# WORK INSTRUCTION
Return the data below unchanged, without images.

┄┄┄┄┄┄┄┄┄┄┄┄┄┄┄┄┄┄┄┄

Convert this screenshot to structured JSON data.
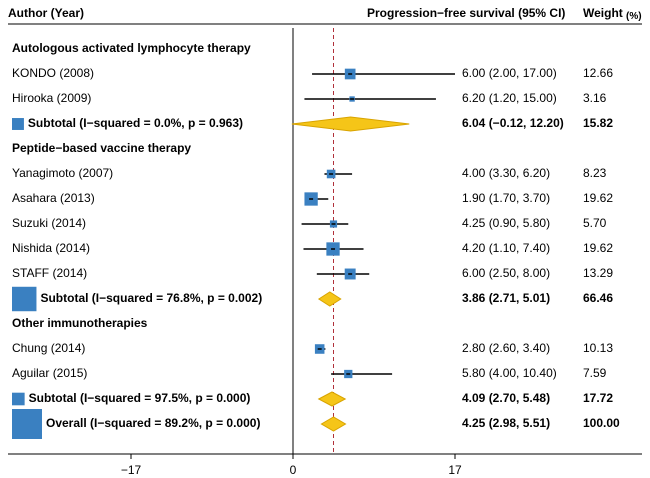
{
  "chart_data": {
    "type": "forest",
    "headers": {
      "study": "Author (Year)",
      "effect": "Progression−free survival (95% CI)",
      "weight": "Weight",
      "weight_unit": "(%)"
    },
    "x_axis": {
      "range": [
        -30,
        37
      ],
      "ticks": [
        "−17",
        "0",
        "17"
      ],
      "tick_values": [
        -17,
        0,
        17
      ],
      "reference_line": 0,
      "overall_line": 4.25
    },
    "rows": [
      {
        "kind": "group",
        "label": "Autologous activated lymphocyte therapy"
      },
      {
        "kind": "study",
        "label": "KONDO (2008)",
        "est": 6.0,
        "lo": 2.0,
        "hi": 17.0,
        "ci_text": "6.00 (2.00, 17.00)",
        "weight": "12.66",
        "w": 12.66
      },
      {
        "kind": "study",
        "label": "Hirooka (2009)",
        "est": 6.2,
        "lo": 1.2,
        "hi": 15.0,
        "ci_text": "6.20 (1.20, 15.00)",
        "weight": "3.16",
        "w": 3.16
      },
      {
        "kind": "subtotal",
        "label": "Subtotal  (I−squared = 0.0%, p = 0.963)",
        "est": 6.04,
        "lo": -0.12,
        "hi": 12.2,
        "ci_text": "6.04 (−0.12, 12.20)",
        "weight": "15.82",
        "w": 15.82
      },
      {
        "kind": "group",
        "label": "Peptide−based vaccine therapy"
      },
      {
        "kind": "study",
        "label": "Yanagimoto (2007)",
        "est": 4.0,
        "lo": 3.3,
        "hi": 6.2,
        "ci_text": "4.00 (3.30, 6.20)",
        "weight": "8.23",
        "w": 8.23
      },
      {
        "kind": "study",
        "label": "Asahara (2013)",
        "est": 1.9,
        "lo": 1.7,
        "hi": 3.7,
        "ci_text": "1.90 (1.70, 3.70)",
        "weight": "19.62",
        "w": 19.62
      },
      {
        "kind": "study",
        "label": "Suzuki (2014)",
        "est": 4.25,
        "lo": 0.9,
        "hi": 5.8,
        "ci_text": "4.25 (0.90, 5.80)",
        "weight": "5.70",
        "w": 5.7
      },
      {
        "kind": "study",
        "label": "Nishida (2014)",
        "est": 4.2,
        "lo": 1.1,
        "hi": 7.4,
        "ci_text": "4.20 (1.10, 7.40)",
        "weight": "19.62",
        "w": 19.62
      },
      {
        "kind": "study",
        "label": "STAFF (2014)",
        "est": 6.0,
        "lo": 2.5,
        "hi": 8.0,
        "ci_text": "6.00 (2.50, 8.00)",
        "weight": "13.29",
        "w": 13.29
      },
      {
        "kind": "subtotal",
        "label": "Subtotal  (I−squared = 76.8%, p = 0.002)",
        "est": 3.86,
        "lo": 2.71,
        "hi": 5.01,
        "ci_text": "3.86 (2.71, 5.01)",
        "weight": "66.46",
        "w": 66.46
      },
      {
        "kind": "group",
        "label": "Other immunotherapies"
      },
      {
        "kind": "study",
        "label": "Chung (2014)",
        "est": 2.8,
        "lo": 2.6,
        "hi": 3.4,
        "ci_text": "2.80 (2.60, 3.40)",
        "weight": "10.13",
        "w": 10.13
      },
      {
        "kind": "study",
        "label": "Aguilar (2015)",
        "est": 5.8,
        "lo": 4.0,
        "hi": 10.4,
        "ci_text": "5.80 (4.00, 10.40)",
        "weight": "7.59",
        "w": 7.59
      },
      {
        "kind": "subtotal",
        "label": "Subtotal  (I−squared = 97.5%, p = 0.000)",
        "est": 4.09,
        "lo": 2.7,
        "hi": 5.48,
        "ci_text": "4.09 (2.70, 5.48)",
        "weight": "17.72",
        "w": 17.72
      },
      {
        "kind": "overall",
        "label": "Overall  (I−squared = 89.2%, p = 0.000)",
        "est": 4.25,
        "lo": 2.98,
        "hi": 5.51,
        "ci_text": "4.25 (2.98, 5.51)",
        "weight": "100.00",
        "w": 100.0
      }
    ],
    "colors": {
      "square": "#3a80c1",
      "diamond": "#f5c518",
      "diamond_stroke": "#d9a400",
      "overall_line": "#b0303a",
      "line": "#000000"
    }
  }
}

┄┄┄┄┄┄┄┄┄┄┄┄┄┄┄┄┄┄┄┄

# ANSWER TO THIS PROBLEM
Convert this screenshot to structured JSON data.
{
  "chart_data": {
    "type": "forest",
    "headers": {
      "study": "Author (Year)",
      "effect": "Progression−free survival (95% CI)",
      "weight": "Weight",
      "weight_unit": "(%)"
    },
    "x_axis": {
      "range": [
        -30,
        37
      ],
      "ticks": [
        "−17",
        "0",
        "17"
      ],
      "tick_values": [
        -17,
        0,
        17
      ],
      "reference_line": 0,
      "overall_line": 4.25
    },
    "rows": [
      {
        "kind": "group",
        "label": "Autologous activated lymphocyte therapy"
      },
      {
        "kind": "study",
        "label": "KONDO (2008)",
        "est": 6.0,
        "lo": 2.0,
        "hi": 17.0,
        "ci_text": "6.00 (2.00, 17.00)",
        "weight": "12.66",
        "w": 12.66
      },
      {
        "kind": "study",
        "label": "Hirooka (2009)",
        "est": 6.2,
        "lo": 1.2,
        "hi": 15.0,
        "ci_text": "6.20 (1.20, 15.00)",
        "weight": "3.16",
        "w": 3.16
      },
      {
        "kind": "subtotal",
        "label": "Subtotal  (I−squared = 0.0%, p = 0.963)",
        "est": 6.04,
        "lo": -0.12,
        "hi": 12.2,
        "ci_text": "6.04 (−0.12, 12.20)",
        "weight": "15.82",
        "w": 15.82
      },
      {
        "kind": "group",
        "label": "Peptide−based vaccine therapy"
      },
      {
        "kind": "study",
        "label": "Yanagimoto (2007)",
        "est": 4.0,
        "lo": 3.3,
        "hi": 6.2,
        "ci_text": "4.00 (3.30, 6.20)",
        "weight": "8.23",
        "w": 8.23
      },
      {
        "kind": "study",
        "label": "Asahara (2013)",
        "est": 1.9,
        "lo": 1.7,
        "hi": 3.7,
        "ci_text": "1.90 (1.70, 3.70)",
        "weight": "19.62",
        "w": 19.62
      },
      {
        "kind": "study",
        "label": "Suzuki (2014)",
        "est": 4.25,
        "lo": 0.9,
        "hi": 5.8,
        "ci_text": "4.25 (0.90, 5.80)",
        "weight": "5.70",
        "w": 5.7
      },
      {
        "kind": "study",
        "label": "Nishida (2014)",
        "est": 4.2,
        "lo": 1.1,
        "hi": 7.4,
        "ci_text": "4.20 (1.10, 7.40)",
        "weight": "19.62",
        "w": 19.62
      },
      {
        "kind": "study",
        "label": "STAFF (2014)",
        "est": 6.0,
        "lo": 2.5,
        "hi": 8.0,
        "ci_text": "6.00 (2.50, 8.00)",
        "weight": "13.29",
        "w": 13.29
      },
      {
        "kind": "subtotal",
        "label": "Subtotal  (I−squared = 76.8%, p = 0.002)",
        "est": 3.86,
        "lo": 2.71,
        "hi": 5.01,
        "ci_text": "3.86 (2.71, 5.01)",
        "weight": "66.46",
        "w": 66.46
      },
      {
        "kind": "group",
        "label": "Other immunotherapies"
      },
      {
        "kind": "study",
        "label": "Chung (2014)",
        "est": 2.8,
        "lo": 2.6,
        "hi": 3.4,
        "ci_text": "2.80 (2.60, 3.40)",
        "weight": "10.13",
        "w": 10.13
      },
      {
        "kind": "study",
        "label": "Aguilar (2015)",
        "est": 5.8,
        "lo": 4.0,
        "hi": 10.4,
        "ci_text": "5.80 (4.00, 10.40)",
        "weight": "7.59",
        "w": 7.59
      },
      {
        "kind": "subtotal",
        "label": "Subtotal  (I−squared = 97.5%, p = 0.000)",
        "est": 4.09,
        "lo": 2.7,
        "hi": 5.48,
        "ci_text": "4.09 (2.70, 5.48)",
        "weight": "17.72",
        "w": 17.72
      },
      {
        "kind": "overall",
        "label": "Overall  (I−squared = 89.2%, p = 0.000)",
        "est": 4.25,
        "lo": 2.98,
        "hi": 5.51,
        "ci_text": "4.25 (2.98, 5.51)",
        "weight": "100.00",
        "w": 100.0
      }
    ],
    "colors": {
      "square": "#3a80c1",
      "diamond": "#f5c518",
      "diamond_stroke": "#d9a400",
      "overall_line": "#b0303a",
      "line": "#000000"
    }
  }
}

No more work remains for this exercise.